续写这段介绍EV71病毒3C质粒构建与转染方法的文字，从最后一句之后接着写。

§ 文本段落:
* * * * *
分别用限制性内切酶Hind Ⅲ和BamH I双酶切pcDNA3.0-Flag载体和EV71病毒3C片段。所用酶切体系分别为pcDNA3.0-Flag载体1 μg，Hind Ⅲ 1 μL，BamH I 1 μL，10×M Buffer 1 μL，ddH2O补足体系至10 μL；PCR产物EV71病毒3C 1 μg，Hind Ⅲ 1 μL，BamH I 1 μL，10×M Buffer 1 μL，ddH2O补足体系至10 μL，琼脂糖凝胶电泳后切下目的条带进行胶回收。将胶回收产物16 ℃进行连接，转化至大肠杆菌感受态细胞DH5α中，并涂布到含有氨苄青霉素的LB固体培养基上，37 ℃培养过夜，挑选克隆。扩大培养后提取质粒DNA，进行PCR和双酶切鉴定及序列测定，鉴定正确的质粒，命名为pcDNA3.0-Flag-3C。

1.5脂质体转染

转染前1 d将HeLa细胞接种至24孔板中，1×105细胞/孔，使细胞达90%～95%汇合度。用50 μL Opti-MEM稀释质粒DNA，轻轻混合，取2 μL LipofectamineTM2000用50 μL Opti-MEM稀释，轻轻混合，室温孵育5 min；将50 μL LipofectamineTM2000混合物加入质粒DNA中，总体积为100 μL，轻轻混合，室温孵育20 min；将100 μL DNA-LipofectamineTM2000混合物加入24孔板中，轻轻混匀，培养6 h后更换培养液，37 ℃孵育，观察24～48 h的转染情况。

1.6Western blot验证质粒转染24～48 h，提取重组质粒pcDNA3.0-Flag-3C转染组的总蛋白。培养细胞用冰预冷的PBS洗2次后加入RIPA裂解液，冰浴5 min，将裂解物12 000 r/min离心10 min后收集上清。在12% SDS-PAGE上分离后，电转移至PVDF膜上。经5%脱脂奶粉封闭2 h后，用小鼠抗Flag克隆抗体室温孵育1 h，再经洗膜，并与相应的辣根过氧化物酶标记的二抗孵育1 h，最后经发光反应，并曝光于X光片上，拍照。

1.7间接免疫荧光

细胞爬片，将重组质粒转染至HeLa细胞，24～48 h用4%多聚甲醛固定10 min，0.1% Trixton-100透膜处理20 min，鼠单克隆抗Flag抗体室温孵育1 h，PBS洗涤后，TRITC标记的山羊抗小鼠二抗孵育1 h，PBS清洗后用倒置荧光显微镜进行观察。
* * * * *
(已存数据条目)
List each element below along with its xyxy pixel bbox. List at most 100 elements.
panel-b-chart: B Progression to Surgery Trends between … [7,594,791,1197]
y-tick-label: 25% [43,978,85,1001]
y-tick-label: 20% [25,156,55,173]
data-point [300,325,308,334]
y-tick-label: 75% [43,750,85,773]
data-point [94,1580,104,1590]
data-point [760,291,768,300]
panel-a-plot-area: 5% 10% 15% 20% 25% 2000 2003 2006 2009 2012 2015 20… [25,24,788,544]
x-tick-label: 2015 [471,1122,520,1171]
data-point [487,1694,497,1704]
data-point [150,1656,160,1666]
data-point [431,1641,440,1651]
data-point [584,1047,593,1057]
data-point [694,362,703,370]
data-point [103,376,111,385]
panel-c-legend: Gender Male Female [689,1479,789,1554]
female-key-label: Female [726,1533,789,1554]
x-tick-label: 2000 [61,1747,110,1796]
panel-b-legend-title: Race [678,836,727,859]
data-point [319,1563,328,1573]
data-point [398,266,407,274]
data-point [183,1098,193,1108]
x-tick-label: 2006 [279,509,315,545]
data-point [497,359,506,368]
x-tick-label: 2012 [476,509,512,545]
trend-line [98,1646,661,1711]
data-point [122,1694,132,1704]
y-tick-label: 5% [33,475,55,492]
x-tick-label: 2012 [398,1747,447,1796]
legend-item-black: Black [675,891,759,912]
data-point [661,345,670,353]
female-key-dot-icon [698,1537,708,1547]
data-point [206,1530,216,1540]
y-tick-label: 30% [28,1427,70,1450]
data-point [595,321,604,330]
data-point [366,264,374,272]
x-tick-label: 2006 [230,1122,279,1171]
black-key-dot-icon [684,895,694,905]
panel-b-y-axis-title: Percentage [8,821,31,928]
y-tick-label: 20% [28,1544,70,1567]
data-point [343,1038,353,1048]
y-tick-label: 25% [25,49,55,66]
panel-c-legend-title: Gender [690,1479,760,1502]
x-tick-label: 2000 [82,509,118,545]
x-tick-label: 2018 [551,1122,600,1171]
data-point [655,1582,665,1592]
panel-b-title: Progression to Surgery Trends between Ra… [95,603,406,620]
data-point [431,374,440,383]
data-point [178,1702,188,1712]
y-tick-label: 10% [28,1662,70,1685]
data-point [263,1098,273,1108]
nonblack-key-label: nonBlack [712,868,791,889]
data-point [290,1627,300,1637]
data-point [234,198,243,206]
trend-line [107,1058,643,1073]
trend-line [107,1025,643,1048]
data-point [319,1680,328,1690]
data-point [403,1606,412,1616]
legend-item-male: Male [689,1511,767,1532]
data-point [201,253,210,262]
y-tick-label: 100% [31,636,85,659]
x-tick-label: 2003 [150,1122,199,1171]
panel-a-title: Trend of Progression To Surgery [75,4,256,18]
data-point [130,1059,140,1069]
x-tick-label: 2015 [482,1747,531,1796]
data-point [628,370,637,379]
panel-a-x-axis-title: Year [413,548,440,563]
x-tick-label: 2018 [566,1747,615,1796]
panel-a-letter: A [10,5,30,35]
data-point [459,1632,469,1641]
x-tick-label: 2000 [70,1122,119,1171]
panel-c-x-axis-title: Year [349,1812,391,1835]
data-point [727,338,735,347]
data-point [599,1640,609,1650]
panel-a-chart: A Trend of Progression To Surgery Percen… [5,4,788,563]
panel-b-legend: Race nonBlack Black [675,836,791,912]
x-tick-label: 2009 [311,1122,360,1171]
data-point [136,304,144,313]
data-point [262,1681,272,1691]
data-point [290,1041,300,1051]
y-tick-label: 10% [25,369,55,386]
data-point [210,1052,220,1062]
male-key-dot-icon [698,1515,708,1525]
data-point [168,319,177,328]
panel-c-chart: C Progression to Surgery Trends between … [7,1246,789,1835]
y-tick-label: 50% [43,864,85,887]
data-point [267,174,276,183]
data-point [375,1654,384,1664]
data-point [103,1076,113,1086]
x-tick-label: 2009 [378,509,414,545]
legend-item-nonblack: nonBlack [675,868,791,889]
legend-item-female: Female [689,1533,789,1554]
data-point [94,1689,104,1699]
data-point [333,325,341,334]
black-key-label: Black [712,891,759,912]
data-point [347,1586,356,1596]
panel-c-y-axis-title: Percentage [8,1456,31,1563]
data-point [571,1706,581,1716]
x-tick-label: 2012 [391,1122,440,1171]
* * * * *
§ 练习结果:
2结果与分析

2.1EV71病毒3C的PCR扩增

逆转录病毒基因组RNA成为cDNA，并以总cDNA为模板，PCR扩增EV71病毒3C基因片段，所扩增的PCR产物约为549 bp，与预计大小相同，为所需要的EV71病毒3C片段（图2）。

2.4 Western blot检测在HeLa细胞中表达的重组融合蛋白

利用鼠抗Flag单克隆抗体检测pcDNA3.0-Flag-3C重组载体的表达，结果显示在HeLa细胞中表达的重组载体能特异性结合Flag单克隆抗体，蛋白大小与预期相符（图5）。

3结论与讨论

小RNA病毒科病毒主要包括口蹄疫病毒、鼻病毒、腦心肌炎病毒、肠道病毒，它不仅是感染家畜的重要病原体，而且也是感染人的重要病原体。包括EV71病毒在内的诸多小RNA病毒感染机体后，严重者可导致神经系统的并发症，甚至死亡[6]，小RNA病毒科病毒感染会给国民生命财产安全和畜牧业发展带来巨大的损失，这是不容忽视的。

小RNA病毒科的多种病毒都编码3C蛋白酶，作为小RNA病毒科众多种属中的共同水解蛋白酶，其不仅在剪切病毒蛋白前体、促进病毒复制中起重要作用，而且可以通过抑制抗病毒天然免疫应答，使病毒自身在宿主细胞中大量增殖[7]。脊髓灰质炎病毒和EV71病毒的3C蛋白可以直接裂

解RIG-I，从而抑制RIG-I下游信号[8]。甲型肝炎病毒[9]、

鼻病毒[10]和柯萨奇病毒B组3型[11]的3C蛋白可以通过直接裂解MAVS来抑制I型感染素的产生。FMDV病毒的3C蛋白不仅能够切割宿主蛋白PCBP2，影响宿主蛋白的翻译，而且能够通过阻碍IRF-3/7的活化抑制IFN-α1/β启动子的激活，从而抑制Ⅰ型干扰素的产生[12]。这些研究预示着，3C蛋白酶的研究将会在重大病毒性疾病，如手足口病、口蹄疫、病毒性心肌炎、甲型肝炎、病毒性感冒、病毒性咽峡炎等的攻克方面发挥重要的指导价值。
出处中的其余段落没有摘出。